▶ Exercise goal: Scan the entries below and count the lines holding the string "with". Supply only the number.

Stored dataset items
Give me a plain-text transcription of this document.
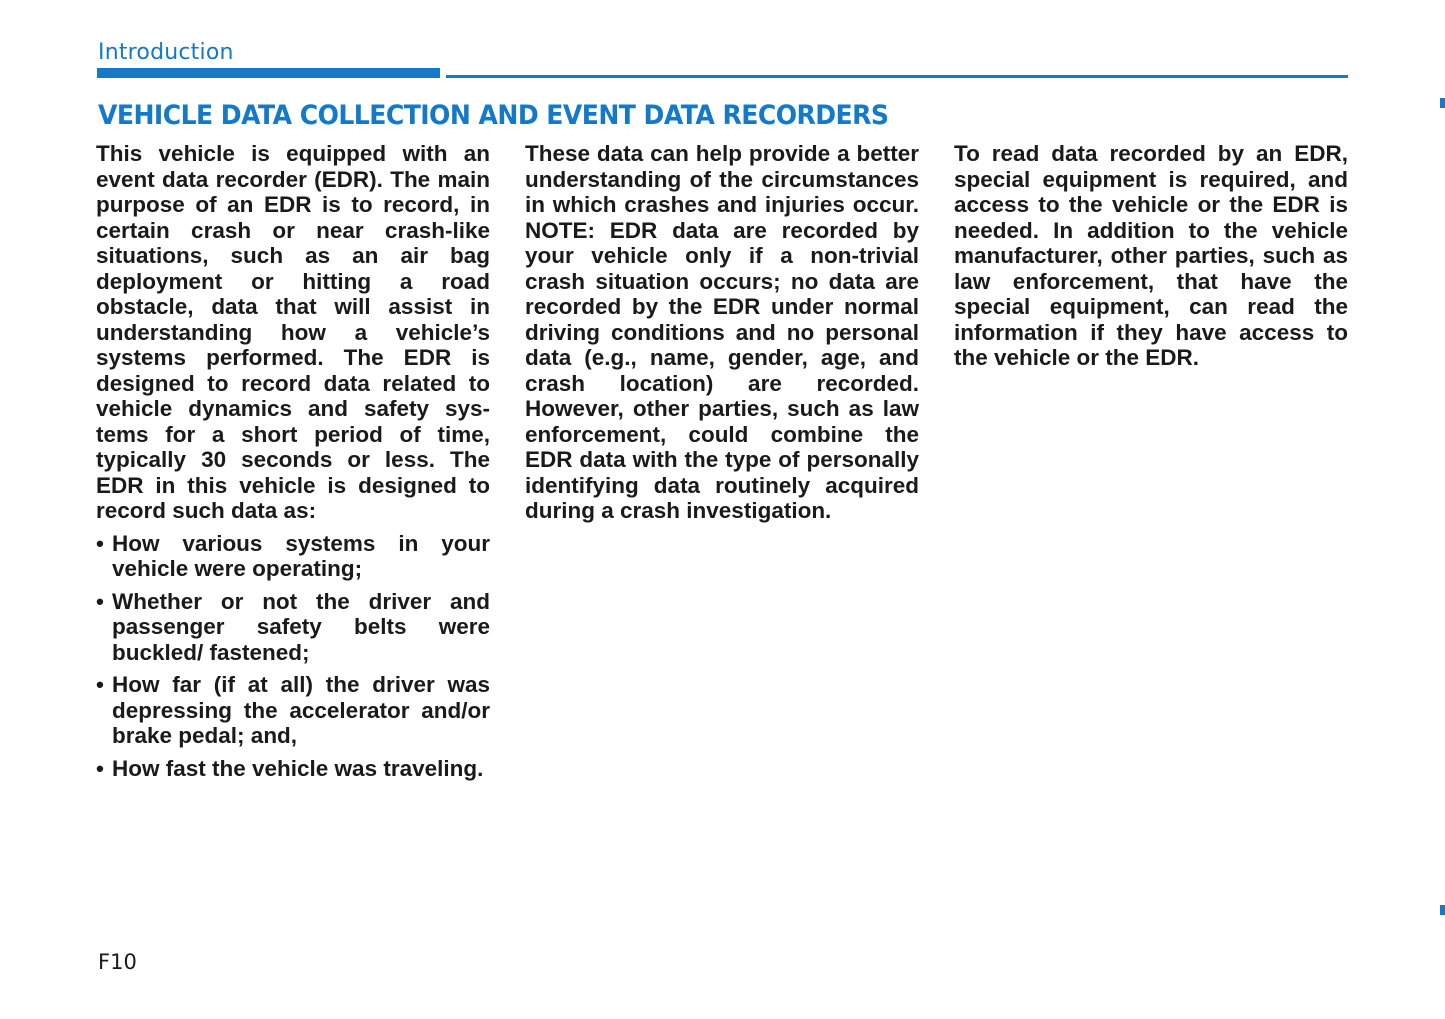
Introduction
VEHICLE DATA COLLECTION AND EVENT DATA RECORDERS

This vehicle is equipped with an event data recorder (EDR). The main purpose of an EDR is to record, in certain crash or near crash-like situations, such as an air bag deployment or hitting a road obstacle, data that will assist in understanding how a vehicle’s systems performed. The EDR is designed to record data related to vehicle dynamics and safety systems for a short period of time, typically 30 seconds or less. The EDR in this vehicle is designed to record such data as:

• How various systems in your vehicle were operating;
• Whether or not the driver and passenger safety belts were buckled/ fastened;
• How far (if at all) the driver was depressing the accelerator and/or brake pedal; and,
• How fast the vehicle was traveling.

These data can help provide a better understanding of the circumstances in which crashes and injuries occur. NOTE: EDR data are recorded by your vehicle only if a non-trivial crash situation occurs; no data are recorded by the EDR under normal driving conditions and no personal data (e.g., name, gender, age, and crash location) are recorded. However, other parties, such as law enforcement, could combine the EDR data with the type of personally identifying data routinely acquired during a crash investigation.

To read data recorded by an EDR, special equipment is required, and access to the vehicle or the EDR is needed. In addition to the vehicle manufacturer, other parties, such as law enforcement, that have the special equipment, can read the information if they have access to the vehicle or the EDR.

F10
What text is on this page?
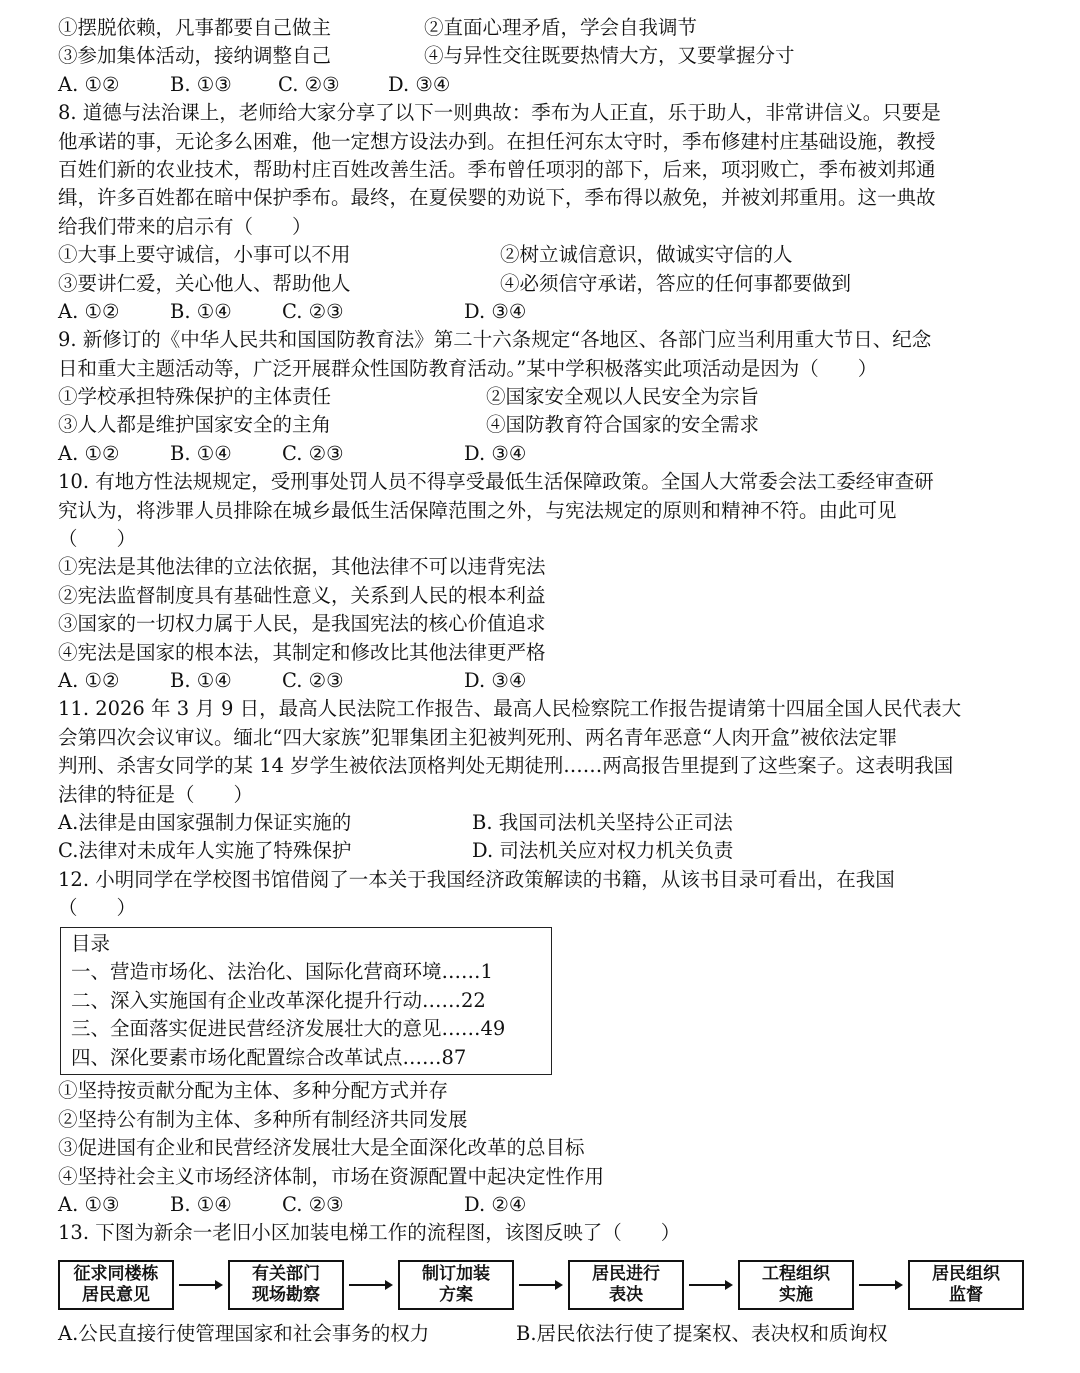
①摆脱依赖，凡事都要自己做主	②直面心理矛盾，学会自我调节
③参加集体活动，接纳调整自己	④与异性交往既要热情大方，又要掌握分寸
A. ①②	B. ①③	C. ②③	D. ③④
8. 道德与法治课上，老师给大家分享了以下一则典故：季布为人正直，乐于助人，非常讲信义。只要是
他承诺的事，无论多么困难，他一定想方设法办到。在担任河东太守时，季布修建村庄基础设施，教授
百姓们新的农业技术，帮助村庄百姓改善生活。季布曾任项羽的部下，后来，项羽败亡，季布被刘邦通
缉，许多百姓都在暗中保护季布。最终，在夏侯婴的劝说下，季布得以赦免，并被刘邦重用。这一典故
给我们带来的启示有（　　）
①大事上要守诚信，小事可以不用	②树立诚信意识，做诚实守信的人
③要讲仁爱，关心他人、帮助他人	④必须信守承诺，答应的任何事都要做到
A. ①②	B. ①④	C. ②③	D. ③④
9. 新修订的《中华人民共和国国防教育法》第二十六条规定“各地区、各部门应当利用重大节日、纪念
日和重大主题活动等，广泛开展群众性国防教育活动。”某中学积极落实此项活动是因为（　　）
①学校承担特殊保护的主体责任	②国家安全观以人民安全为宗旨
③人人都是维护国家安全的主角	④国防教育符合国家的安全需求
A. ①②	B. ①④	C. ②③	D. ③④
10. 有地方性法规规定，受刑事处罚人员不得享受最低生活保障政策。全国人大常委会法工委经审查研
究认为，将涉罪人员排除在城乡最低生活保障范围之外，与宪法规定的原则和精神不符。由此可见
（　　）
①宪法是其他法律的立法依据，其他法律不可以违背宪法
②宪法监督制度具有基础性意义，关系到人民的根本利益
③国家的一切权力属于人民，是我国宪法的核心价值追求
④宪法是国家的根本法，其制定和修改比其他法律更严格
A. ①②	B. ①④	C. ②③	D. ③④
11. 2026 年 3 月 9 日，最高人民法院工作报告、最高人民检察院工作报告提请第十四届全国人民代表大
会第四次会议审议。缅北“四大家族”犯罪集团主犯被判死刑、两名青年恶意“人肉开盒”被依法定罪
判刑、杀害女同学的某 14 岁学生被依法顶格判处无期徒刑……两高报告里提到了这些案子。这表明我国
法律的特征是（　　）
A.法律是由国家强制力保证实施的	B. 我国司法机关坚持公正司法
C.法律对未成年人实施了特殊保护	D. 司法机关应对权力机关负责
12. 小明同学在学校图书馆借阅了一本关于我国经济政策解读的书籍，从该书目录可看出，在我国
（　　）
目录
一、营造市场化、法治化、国际化营商环境……1
二、深入实施国有企业改革深化提升行动……22
三、全面落实促进民营经济发展壮大的意见……49
四、深化要素市场化配置综合改革试点……87
①坚持按贡献分配为主体、多种分配方式并存
②坚持公有制为主体、多种所有制经济共同发展
③促进国有企业和民营经济发展壮大是全面深化改革的总目标
④坚持社会主义市场经济体制，市场在资源配置中起决定性作用
A. ①③	B. ①④	C. ②③	D. ②④
13. 下图为新余一老旧小区加装电梯工作的流程图，该图反映了（　　）
征求同楼栋
居民意见
有关部门
现场勘察
制订加装
方案
居民进行
表决
工程组织
实施
居民组织
监督
A.公民直接行使管理国家和社会事务的权力	B.居民依法行使了提案权、表决权和质询权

▶ Expected answer: 2